■ **Passage provided**:

Let’s load the packages we’ll need, load the dataset, and take a look at it.

# Packages
import numpy as np
import pandas as pd
import matplotlib.pyplot as plt
import seaborn as sns
from scipy.stats import poisson 
import urllib.request, json 

# Plot settings
%matplotlib inline
%config InlineBackend.figure_format = 'svg'
sns.set()

PK = pd.read_csv('fatal-police-shootings-data.csv', 
                 encoding='latin1')

PK.sample(n=10)

	id	name	date	manner_of_death	armed	age	gender	race	city	state	signs_of_mental_illness	threat_level	flee	body_camera
2687	2984	Jeffory Hughes	2017-09-26	shot	gun	50.0	M	W	Fairview	TN	False	attack	Not fleeing	False
426	542	Raymond Phillips	2015-06-11	shot	gun	86.0	M	NaN	Columbia	TN	True	attack	Not fleeing	False
3155	3496	Justin Lee Dietrich	2018-03-12	shot	vehicle	32.0	M	W	West Fargo	ND	False	attack	Car	False
1589	1776	Jesse James Romero	2016-08-09	shot	gun	14.0	M	H	Los Angeles	CA	False	attack	Foot	True
343	439	Shaun Johnson	2015-05-08	shot	sword	35.0	M	W	Kearny	AZ	False	attack	Not fleeing	False
3015	3346	Humberto Vera-Munoz	2018-01-24	shot	unknown weapon	27.0	M	H	Sparks	NV	False	other	Foot	False
1822	2028	Kenton Kobza	2016-11-08	shot and Tasered	unarmed	19.0	M	W	Hays	KS	False	attack	Car	False
3150	3499	Juan Garcia Alvarez	2018-03-11	shot	gun	57.0	M	H	Midland	TX	False	attack	Not fleeing	False
1160	1323	Earl Hicks	2016-02-28	shot	gun	44.0	M	W	Rapid City	SD	True	attack	Not fleeing	False
964	1108	Guadalupe Quiroz	2015-12-21	shot	gun	34.0	M	H	Hemet	CA	False	attack	Not fleeing	False

Let’s look at the distribution of these killings across the US. We’ll use Bokeh to plot the number of killings in each city as a circle, where the area of the circle corresponds to the number of people shot by police in that city. We’ll use OpenStreetMap Nominatim to geocode the locations of each city.

■ **Source data**:
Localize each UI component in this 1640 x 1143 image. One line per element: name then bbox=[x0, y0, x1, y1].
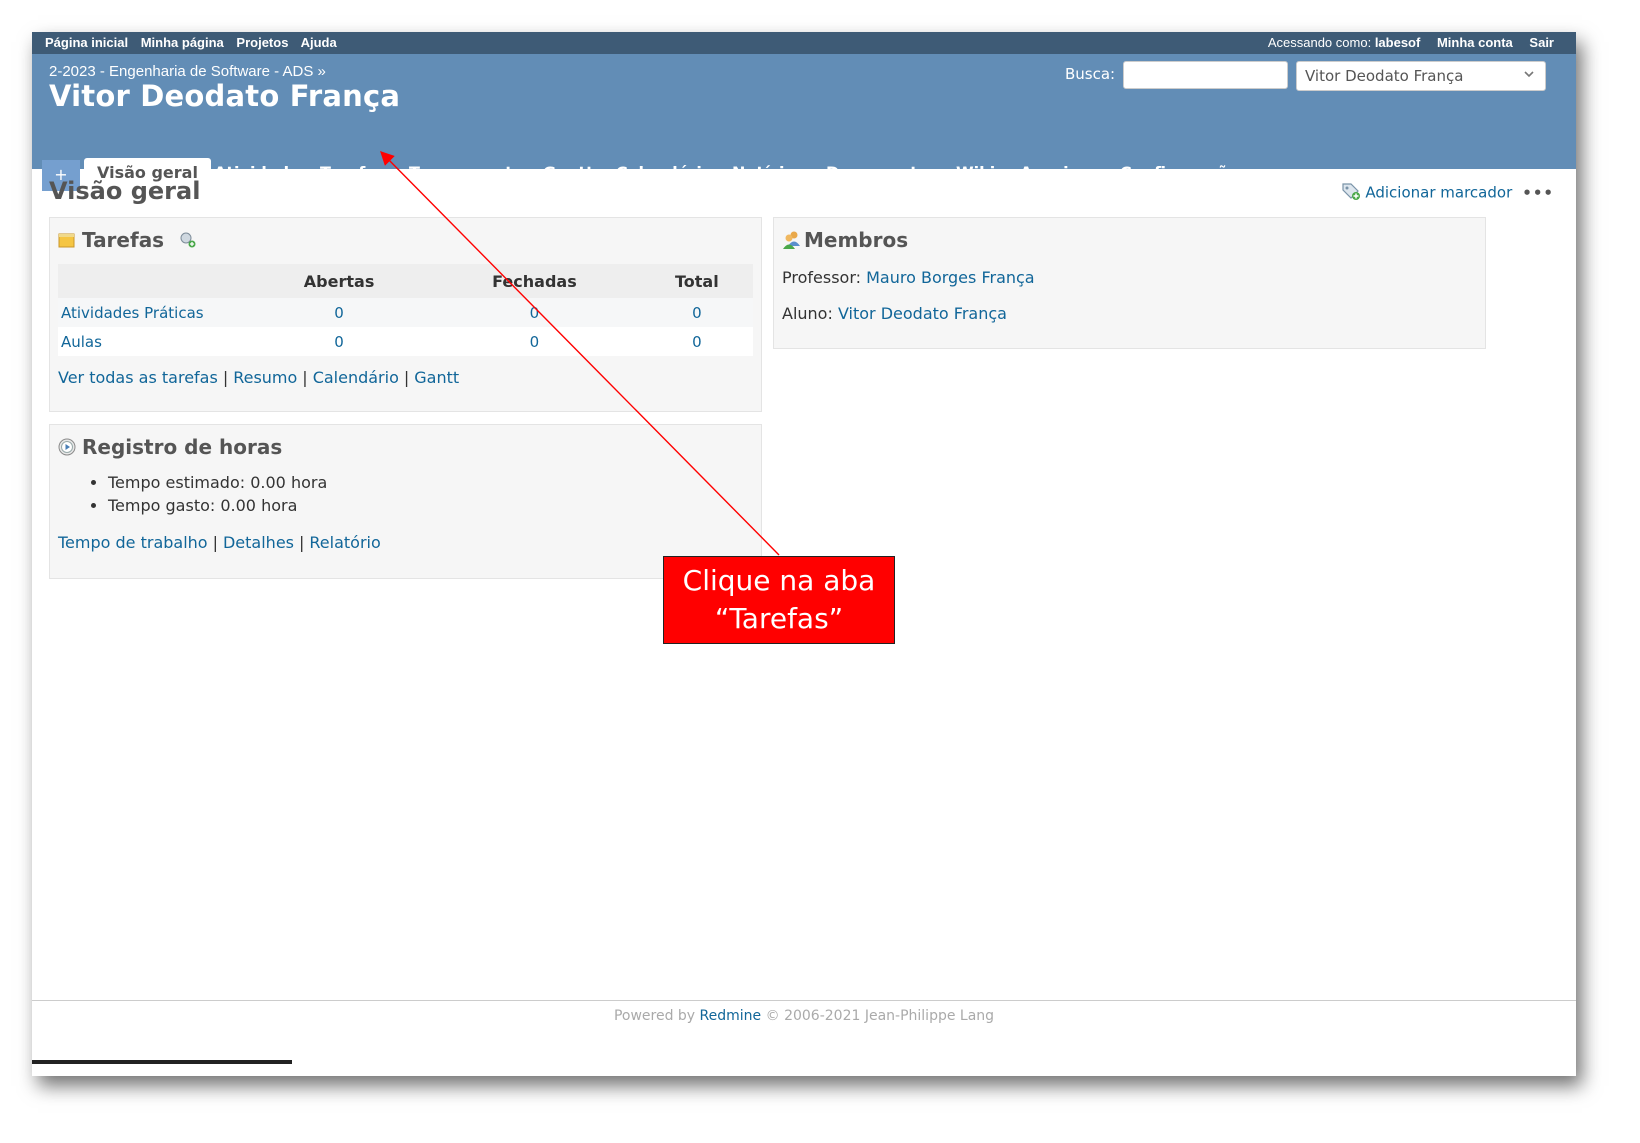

■ **Set task A**: In the code walkthrough above, what will the area of each circle on the Bokeh plot show, and why is OpenStreetMap Nominatim used? Answer in one to three sentences.
■ **Set task B**: Output the part of the code walkthrough from "# Plot settings" to "encoding='latin1')", word for word.
■ **Set task C**:
Answer these about the code walkthrough above:
(i) Which encoding is given when the CSV file is read?
(ii) What call displays ten random rows of the loaded table?
(iii) Which library will plot the killings in each city as circles?

■ **Complete answer A**: Each circle's area will show the number of people shot by police in that city. Nominatim is used to geocode the location of each city so the circles can be placed on the map.

■ **Complete answer B**:
# Plot settings
%matplotlib inline
%config InlineBackend.figure_format = 'svg'
sns.set()

PK = pd.read_csv('fatal-police-shootings-data.csv', 
                 encoding='latin1')

■ **Complete answer C**:
(i) latin1
(ii) PK.sample(n=10)
(iii) Bokeh